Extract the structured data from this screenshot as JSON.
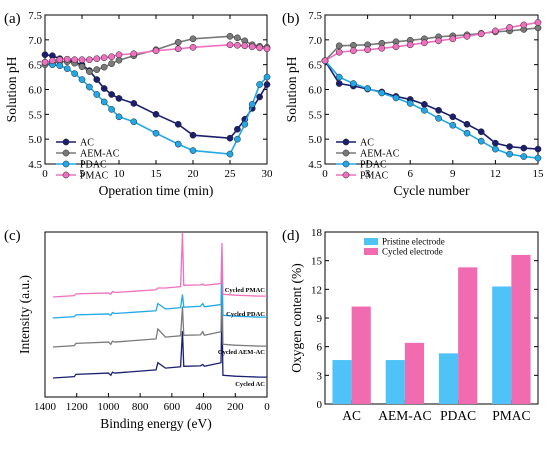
{
  "chart_data": [
    {
      "panel": "(a)",
      "type": "line",
      "xlabel": "Operation time (min)",
      "ylabel": "Solution pH",
      "xlim": [
        0,
        30
      ],
      "ylim": [
        4.5,
        7.5
      ],
      "xticks": [
        "0",
        "5",
        "10",
        "15",
        "20",
        "25",
        "30"
      ],
      "yticks": [
        "4.5",
        "5.0",
        "5.5",
        "6.0",
        "6.5",
        "7.0",
        "7.5"
      ],
      "legend": "bottom-left",
      "grid": false,
      "x": [
        0,
        1,
        2,
        3,
        4,
        5,
        6,
        7,
        8,
        9,
        10,
        12,
        15,
        18,
        20,
        25,
        26,
        27,
        28,
        29,
        30
      ],
      "series": [
        {
          "name": "AC",
          "color": "#1a1f70",
          "values": [
            6.7,
            6.68,
            6.62,
            6.6,
            6.55,
            6.5,
            6.38,
            6.2,
            6.02,
            5.9,
            5.82,
            5.72,
            5.5,
            5.3,
            5.08,
            5.02,
            5.2,
            5.4,
            5.62,
            5.85,
            6.1
          ]
        },
        {
          "name": "AEM-AC",
          "color": "#7a7a7a",
          "values": [
            6.5,
            6.53,
            6.56,
            6.56,
            6.53,
            6.46,
            6.36,
            6.4,
            6.45,
            6.52,
            6.59,
            6.68,
            6.8,
            6.95,
            7.02,
            7.07,
            7.04,
            6.98,
            6.9,
            6.87,
            6.85
          ]
        },
        {
          "name": "PDAC",
          "color": "#20a8e8",
          "values": [
            6.55,
            6.5,
            6.48,
            6.42,
            6.32,
            6.2,
            6.05,
            5.9,
            5.75,
            5.6,
            5.45,
            5.35,
            5.12,
            4.9,
            4.77,
            4.7,
            5.0,
            5.3,
            5.7,
            6.1,
            6.25
          ]
        },
        {
          "name": "PMAC",
          "color": "#f070c0",
          "values": [
            6.55,
            6.58,
            6.6,
            6.61,
            6.6,
            6.6,
            6.6,
            6.62,
            6.64,
            6.66,
            6.7,
            6.72,
            6.78,
            6.82,
            6.85,
            6.9,
            6.89,
            6.88,
            6.86,
            6.84,
            6.82
          ]
        }
      ]
    },
    {
      "panel": "(b)",
      "type": "line",
      "xlabel": "Cycle number",
      "ylabel": "Solution pH",
      "xlim": [
        0,
        15
      ],
      "ylim": [
        4.5,
        7.5
      ],
      "xticks": [
        "0",
        "3",
        "6",
        "9",
        "12",
        "15"
      ],
      "yticks": [
        "4.5",
        "5.0",
        "5.5",
        "6.0",
        "6.5",
        "7.0",
        "7.5"
      ],
      "legend": "bottom-left",
      "grid": false,
      "x": [
        0,
        1,
        2,
        3,
        4,
        5,
        6,
        7,
        8,
        9,
        10,
        11,
        12,
        13,
        14,
        15
      ],
      "series": [
        {
          "name": "AC",
          "color": "#1a1f70",
          "values": [
            6.58,
            6.12,
            6.07,
            6.01,
            5.95,
            5.86,
            5.8,
            5.7,
            5.58,
            5.45,
            5.3,
            5.15,
            4.92,
            4.85,
            4.82,
            4.8
          ]
        },
        {
          "name": "AEM-AC",
          "color": "#7a7a7a",
          "values": [
            6.58,
            6.88,
            6.89,
            6.9,
            6.93,
            6.96,
            6.99,
            7.02,
            7.06,
            7.08,
            7.1,
            7.13,
            7.16,
            7.18,
            7.21,
            7.24
          ]
        },
        {
          "name": "PDAC",
          "color": "#20a8e8",
          "values": [
            6.58,
            6.25,
            6.12,
            6.02,
            5.93,
            5.83,
            5.72,
            5.58,
            5.42,
            5.28,
            5.12,
            4.96,
            4.8,
            4.7,
            4.65,
            4.62
          ]
        },
        {
          "name": "PMAC",
          "color": "#f070c0",
          "values": [
            6.58,
            6.75,
            6.78,
            6.8,
            6.83,
            6.86,
            6.9,
            6.94,
            6.98,
            7.02,
            7.07,
            7.12,
            7.18,
            7.25,
            7.3,
            7.35
          ]
        }
      ]
    },
    {
      "panel": "(c)",
      "type": "line",
      "xlabel": "Binding energy (eV)",
      "ylabel": "Intensity (a.u.)",
      "xlim": [
        1400,
        0
      ],
      "xticks": [
        "1400",
        "1200",
        "1000",
        "800",
        "600",
        "400",
        "200",
        "0"
      ],
      "grid": false,
      "x": [
        1350,
        1215,
        1205,
        1000,
        985,
        975,
        960,
        700,
        688,
        640,
        545,
        533,
        525,
        420,
        405,
        395,
        290,
        284,
        278,
        200,
        130,
        50,
        0
      ],
      "series": [
        {
          "name": "Cycled AC",
          "color": "#1a1f70",
          "values": [
            0,
            0.15,
            0.4,
            0.55,
            0.3,
            0.65,
            0.55,
            0.9,
            1.7,
            1.1,
            1.25,
            5.2,
            1.3,
            1.35,
            1.5,
            1.3,
            1.7,
            8.0,
            0.3,
            0.2,
            0.15,
            0.1,
            0.1
          ]
        },
        {
          "name": "Cycled AEM-AC",
          "color": "#7a7a7a",
          "values": [
            0,
            0.15,
            0.4,
            0.55,
            0.3,
            0.65,
            0.55,
            0.9,
            2.0,
            1.1,
            1.25,
            4.5,
            1.3,
            1.35,
            1.7,
            1.3,
            1.7,
            8.0,
            0.3,
            0.2,
            0.15,
            0.1,
            0.1
          ]
        },
        {
          "name": "Cycled PDAC",
          "color": "#20a8e8",
          "values": [
            0,
            0.15,
            0.35,
            0.45,
            0.3,
            0.6,
            0.5,
            0.8,
            1.6,
            1.0,
            1.15,
            2.6,
            1.2,
            1.3,
            1.6,
            1.25,
            1.5,
            6.8,
            0.3,
            0.2,
            0.15,
            0.1,
            0.1
          ]
        },
        {
          "name": "Cycled PMAC",
          "color": "#f070c0",
          "values": [
            0,
            0.15,
            0.35,
            0.45,
            0.3,
            0.6,
            0.5,
            0.8,
            1.0,
            1.0,
            1.15,
            10.0,
            1.3,
            1.35,
            1.45,
            1.3,
            1.5,
            6.0,
            0.3,
            0.2,
            0.15,
            0.1,
            0.1
          ]
        }
      ]
    },
    {
      "panel": "(d)",
      "type": "bar",
      "ylabel": "Oxygen content (%)",
      "ylim": [
        0,
        18
      ],
      "yticks": [
        "0",
        "3",
        "6",
        "9",
        "12",
        "15",
        "18"
      ],
      "categories": [
        "AC",
        "AEM-AC",
        "PDAC",
        "PMAC"
      ],
      "legend": "top-left",
      "grid": false,
      "series": [
        {
          "name": "Pristine electrode",
          "color": "#4fc3f7",
          "values": [
            4.6,
            4.6,
            5.3,
            12.3
          ]
        },
        {
          "name": "Cycled electrode",
          "color": "#f06bb0",
          "values": [
            10.2,
            6.4,
            14.3,
            15.6
          ]
        }
      ]
    }
  ]
}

┄┄┄┄┄┄

▸ **Task**
Count the lines above that contain the word "electrode", and give only that number.

▸ **Answer to the exercise**
2